STATED PROBLEM:
Reproduce the records below exactly as they appear, omitting any pictures they contain.

AVAILABLE DATA:
* * * *

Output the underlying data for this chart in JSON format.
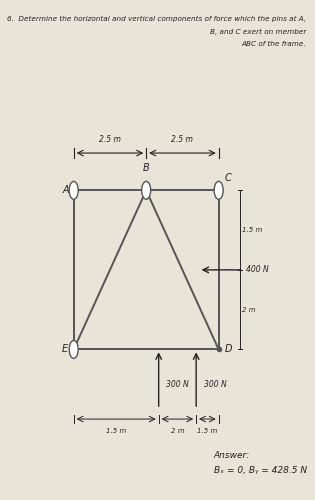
{
  "title_line1": "6.  Determine the horizontal and vertical components of force which the pins at A,",
  "title_line2": "B, and C exert on member",
  "title_line3": "ABC of the frame.",
  "background_color": "#e8e4d8",
  "frame_color": "#555555",
  "text_color": "#222222",
  "answer_line1": "Answer:",
  "answer_line2": "Bₓ = 0, Bᵧ = 428.5 N",
  "dim_25m_top1": "2.5 m",
  "dim_25m_top2": "2.5 m",
  "dim_15m_right": "1.5 m",
  "dim_2m_right": "2 m",
  "dim_15m_bot1": "1.5 m",
  "dim_2m_bot": "2 m",
  "dim_15m_bot2": "1.5 m",
  "force_400": "400 N",
  "force_300a": "300 N",
  "force_300b": "300 N",
  "labels": {
    "A": "A",
    "B": "B",
    "C": "C",
    "D": "D",
    "E": "E"
  }
}
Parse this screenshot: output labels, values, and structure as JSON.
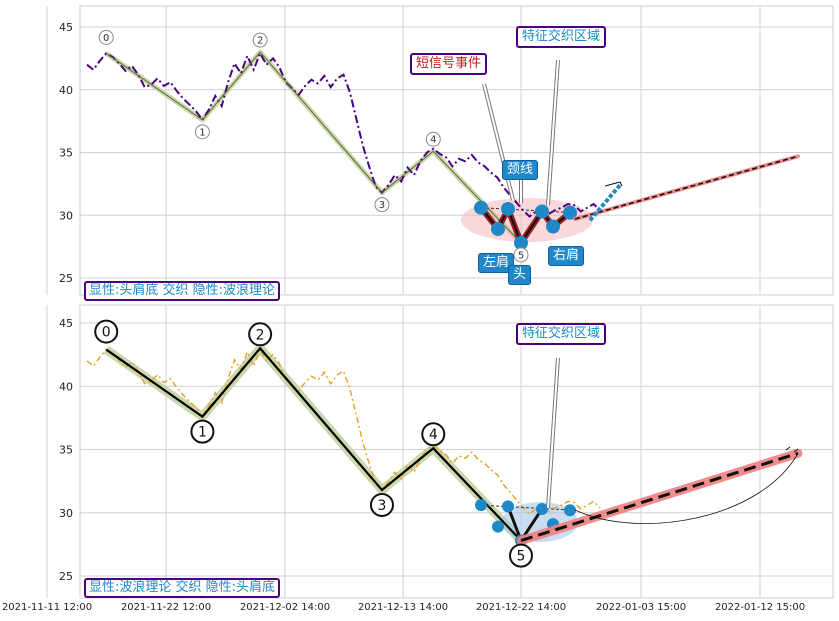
{
  "chart_data": [
    {
      "type": "line",
      "title": "",
      "xlabel": "",
      "ylabel": "",
      "ylim": [
        23.5,
        46.5
      ],
      "yticks": [
        25,
        30,
        35,
        40,
        45
      ],
      "grid": true,
      "colors": {
        "price": "#4b0082",
        "zigzag": "#556b2f",
        "wave_fill": "#c5d3a3",
        "pattern": "#8b0000",
        "forecast": "#f08080",
        "accent": "#1e88c8"
      },
      "series": [
        {
          "values": [
            42.0,
            41.6,
            42.3,
            42.9,
            42.6,
            42.1,
            41.5,
            41.9,
            41.2,
            40.2,
            40.4,
            40.9,
            40.3,
            40.6,
            39.9,
            39.3,
            38.8,
            38.3,
            37.6,
            38.4,
            39.5,
            38.7,
            40.6,
            42.1,
            41.3,
            42.7,
            41.6,
            42.9,
            42.0,
            42.5,
            41.8,
            40.6,
            40.1,
            39.6,
            40.3,
            40.8,
            40.5,
            41.1,
            40.2,
            40.9,
            41.2,
            39.8,
            37.7,
            35.6,
            33.9,
            32.3,
            31.8,
            32.4,
            33.2,
            32.7,
            33.8,
            33.2,
            34.3,
            35.0,
            35.3,
            34.9,
            34.6,
            33.9,
            34.5,
            34.3,
            34.8,
            34.2,
            33.9,
            33.4,
            33.0,
            32.2,
            31.6,
            31.0,
            30.4,
            29.9,
            30.3,
            30.7,
            30.1,
            30.4,
            30.6,
            30.9,
            30.8,
            30.3,
            30.6,
            30.9,
            30.4
          ]
        }
      ],
      "zigzag_points": [
        {
          "label": "0",
          "value": 42.9
        },
        {
          "label": "1",
          "value": 37.6
        },
        {
          "label": "2",
          "value": 43.0
        },
        {
          "label": "3",
          "value": 31.8
        },
        {
          "label": "4",
          "value": 35.1
        },
        {
          "label": "5",
          "value": 27.8
        }
      ],
      "pattern_points": [
        30.6,
        28.9,
        30.5,
        27.8,
        30.3,
        29.1,
        30.2
      ],
      "forecast": {
        "from": 29.7,
        "to": 34.7
      },
      "annotations": {
        "feature_region": "特征交织区域",
        "short_signal": "短信号事件",
        "neckline": "颈线",
        "left_shoulder": "左肩",
        "head": "头",
        "right_shoulder": "右肩",
        "head_marker": "5"
      },
      "caption": "显性:头肩底 交织 隐性:波浪理论"
    },
    {
      "type": "line",
      "title": "",
      "xlabel": "",
      "ylabel": "",
      "ylim": [
        23.5,
        46.5
      ],
      "yticks": [
        25,
        30,
        35,
        40,
        45
      ],
      "grid": true,
      "colors": {
        "price": "#e8a020",
        "zigzag": "#000000",
        "wave_fill": "#c5d3a3",
        "pattern_fill": "#a9c6e6",
        "forecast": "#f08080",
        "accent": "#1e88c8"
      },
      "series": [
        {
          "values": [
            42.0,
            41.6,
            42.3,
            42.9,
            42.6,
            42.1,
            41.5,
            41.9,
            41.2,
            40.2,
            40.4,
            40.9,
            40.3,
            40.6,
            39.9,
            39.3,
            38.8,
            38.3,
            37.6,
            38.4,
            39.5,
            38.7,
            40.6,
            42.1,
            41.3,
            42.7,
            41.6,
            42.9,
            42.0,
            42.5,
            41.8,
            40.6,
            40.1,
            39.6,
            40.3,
            40.8,
            40.5,
            41.1,
            40.2,
            40.9,
            41.2,
            39.8,
            37.7,
            35.6,
            33.9,
            32.3,
            31.8,
            32.4,
            33.2,
            32.7,
            33.8,
            33.2,
            34.3,
            35.0,
            35.3,
            34.9,
            34.6,
            33.9,
            34.5,
            34.3,
            34.8,
            34.2,
            33.9,
            33.4,
            33.0,
            32.2,
            31.6,
            31.0,
            30.4,
            29.9,
            30.3,
            30.7,
            30.1,
            30.4,
            30.6,
            30.9,
            30.8,
            30.3,
            30.6,
            30.9,
            30.4
          ]
        }
      ],
      "zigzag_points": [
        {
          "label": "0",
          "value": 42.9
        },
        {
          "label": "1",
          "value": 37.6
        },
        {
          "label": "2",
          "value": 43.0
        },
        {
          "label": "3",
          "value": 31.8
        },
        {
          "label": "4",
          "value": 35.1
        },
        {
          "label": "5",
          "value": 27.8
        }
      ],
      "pattern_points": [
        30.6,
        28.9,
        30.5,
        27.8,
        30.3,
        29.1,
        30.2
      ],
      "forecast": {
        "from": 27.8,
        "to": 34.7
      },
      "annotations": {
        "feature_region": "特征交织区域"
      },
      "caption": "显性:波浪理论 交织 隐性:头肩底"
    }
  ],
  "x_axis": {
    "ticks": [
      "2021-11-11 12:00",
      "2021-11-22 12:00",
      "2021-12-02 14:00",
      "2021-12-13 14:00",
      "2021-12-22 14:00",
      "2022-01-03 15:00",
      "2022-01-12 15:00"
    ]
  }
}
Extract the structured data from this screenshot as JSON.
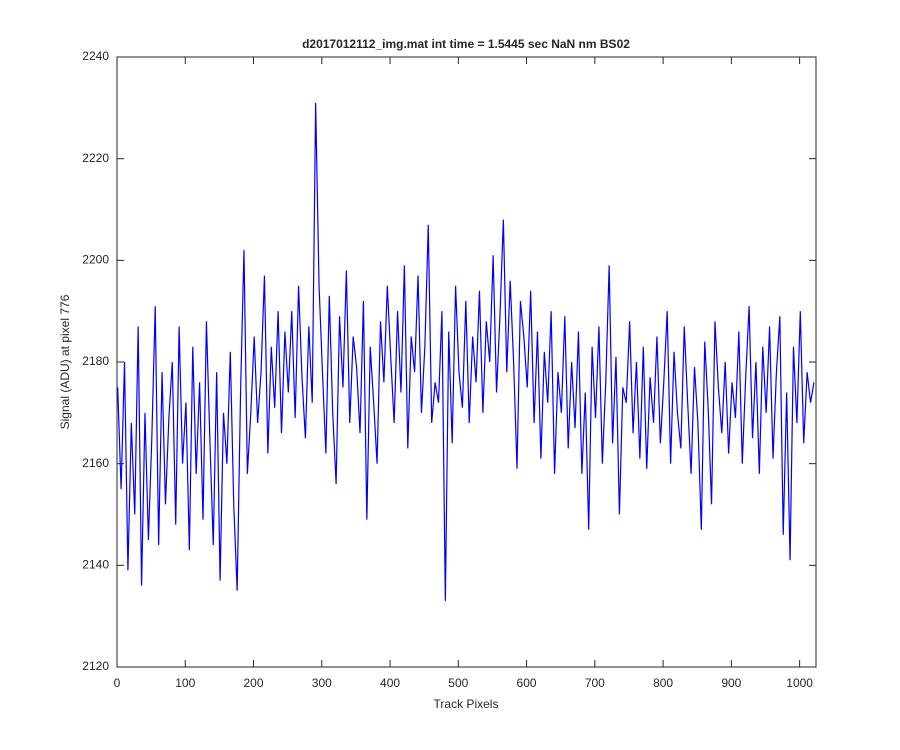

* * * *

RESULT OF THIS EXERCISE:
Output the underlying data for this chart in JSON format.
{
  "title_line1": "6.  Determine the horizontal and vertical components of force which the pins at A,",
  "title_line2": "B, and C exert on member",
  "title_line3": "ABC of the frame.",
  "background_color": "#e8e4d8",
  "frame_color": "#555555",
  "text_color": "#222222",
  "answer_line1": "Answer:",
  "answer_line2": "Bₓ = 0, Bᵧ = 428.5 N",
  "dim_25m_top1": "2.5 m",
  "dim_25m_top2": "2.5 m",
  "dim_15m_right": "1.5 m",
  "dim_2m_right": "2 m",
  "dim_15m_bot1": "1.5 m",
  "dim_2m_bot": "2 m",
  "dim_15m_bot2": "1.5 m",
  "force_400": "400 N",
  "force_300a": "300 N",
  "force_300b": "300 N",
  "labels": {
    "A": "A",
    "B": "B",
    "C": "C",
    "D": "D",
    "E": "E"
  }
}
Parse this screenshot: output labels, values, and structure as JSON.
{
  "chart_data": [
    {
      "type": "line",
      "title": "",
      "xlabel": "",
      "ylabel": "",
      "ylim": [
        23.5,
        46.5
      ],
      "yticks": [
        25,
        30,
        35,
        40,
        45
      ],
      "grid": true,
      "colors": {
        "price": "#4b0082",
        "zigzag": "#556b2f",
        "wave_fill": "#c5d3a3",
        "pattern": "#8b0000",
        "forecast": "#f08080",
        "accent": "#1e88c8"
      },
      "series": [
        {
          "values": [
            42.0,
            41.6,
            42.3,
            42.9,
            42.6,
            42.1,
            41.5,
            41.9,
            41.2,
            40.2,
            40.4,
            40.9,
            40.3,
            40.6,
            39.9,
            39.3,
            38.8,
            38.3,
            37.6,
            38.4,
            39.5,
            38.7,
            40.6,
            42.1,
            41.3,
            42.7,
            41.6,
            42.9,
            42.0,
            42.5,
            41.8,
            40.6,
            40.1,
            39.6,
            40.3,
            40.8,
            40.5,
            41.1,
            40.2,
            40.9,
            41.2,
            39.8,
            37.7,
            35.6,
            33.9,
            32.3,
            31.8,
            32.4,
            33.2,
            32.7,
            33.8,
            33.2,
            34.3,
            35.0,
            35.3,
            34.9,
            34.6,
            33.9,
            34.5,
            34.3,
            34.8,
            34.2,
            33.9,
            33.4,
            33.0,
            32.2,
            31.6,
            31.0,
            30.4,
            29.9,
            30.3,
            30.7,
            30.1,
            30.4,
            30.6,
            30.9,
            30.8,
            30.3,
            30.6,
            30.9,
            30.4
          ]
        }
      ],
      "zigzag_points": [
        {
          "label": "0",
          "value": 42.9
        },
        {
          "label": "1",
          "value": 37.6
        },
        {
          "label": "2",
          "value": 43.0
        },
        {
          "label": "3",
          "value": 31.8
        },
        {
          "label": "4",
          "value": 35.1
        },
        {
          "label": "5",
          "value": 27.8
        }
      ],
      "pattern_points": [
        30.6,
        28.9,
        30.5,
        27.8,
        30.3,
        29.1,
        30.2
      ],
      "forecast": {
        "from": 29.7,
        "to": 34.7
      },
      "annotations": {
        "feature_region": "特征交织区域",
        "short_signal": "短信号事件",
        "neckline": "颈线",
        "left_shoulder": "左肩",
        "head": "头",
        "right_shoulder": "右肩",
        "head_marker": "5"
      },
      "caption": "显性:头肩底 交织 隐性:波浪理论"
    },
    {
      "type": "line",
      "title": "",
      "xlabel": "",
      "ylabel": "",
      "ylim": [
        23.5,
        46.5
      ],
      "yticks": [
        25,
        30,
        35,
        40,
        45
      ],
      "grid": true,
      "colors": {
        "price": "#e8a020",
        "zigzag": "#000000",
        "wave_fill": "#c5d3a3",
        "pattern_fill": "#a9c6e6",
        "forecast": "#f08080",
        "accent": "#1e88c8"
      },
      "series": [
        {
          "values": [
            42.0,
            41.6,
            42.3,
            42.9,
            42.6,
            42.1,
            41.5,
            41.9,
            41.2,
            40.2,
            40.4,
            40.9,
            40.3,
            40.6,
            39.9,
            39.3,
            38.8,
            38.3,
            37.6,
            38.4,
            39.5,
            38.7,
            40.6,
            42.1,
            41.3,
            42.7,
            41.6,
            42.9,
            42.0,
            42.5,
            41.8,
            40.6,
            40.1,
            39.6,
            40.3,
            40.8,
            40.5,
            41.1,
            40.2,
            40.9,
            41.2,
            39.8,
            37.7,
            35.6,
            33.9,
            32.3,
            31.8,
            32.4,
            33.2,
            32.7,
            33.8,
            33.2,
            34.3,
            35.0,
            35.3,
            34.9,
            34.6,
            33.9,
            34.5,
            34.3,
            34.8,
            34.2,
            33.9,
            33.4,
            33.0,
            32.2,
            31.6,
            31.0,
            30.4,
            29.9,
            30.3,
            30.7,
            30.1,
            30.4,
            30.6,
            30.9,
            30.8,
            30.3,
            30.6,
            30.9,
            30.4
          ]
        }
      ],
      "zigzag_points": [
        {
          "label": "0",
          "value": 42.9
        },
        {
          "label": "1",
          "value": 37.6
        },
        {
          "label": "2",
          "value": 43.0
        },
        {
          "label": "3",
          "value": 31.8
        },
        {
          "label": "4",
          "value": 35.1
        },
        {
          "label": "5",
          "value": 27.8
        }
      ],
      "pattern_points": [
        30.6,
        28.9,
        30.5,
        27.8,
        30.3,
        29.1,
        30.2
      ],
      "forecast": {
        "from": 27.8,
        "to": 34.7
      },
      "annotations": {
        "feature_region": "特征交织区域"
      },
      "caption": "显性:波浪理论 交织 隐性:头肩底"
    }
  ],
  "x_axis": {
    "ticks": [
      "2021-11-11 12:00",
      "2021-11-22 12:00",
      "2021-12-02 14:00",
      "2021-12-13 14:00",
      "2021-12-22 14:00",
      "2022-01-03 15:00",
      "2022-01-12 15:00"
    ]
  }
}
Extract the structured data from this screenshot as JSON.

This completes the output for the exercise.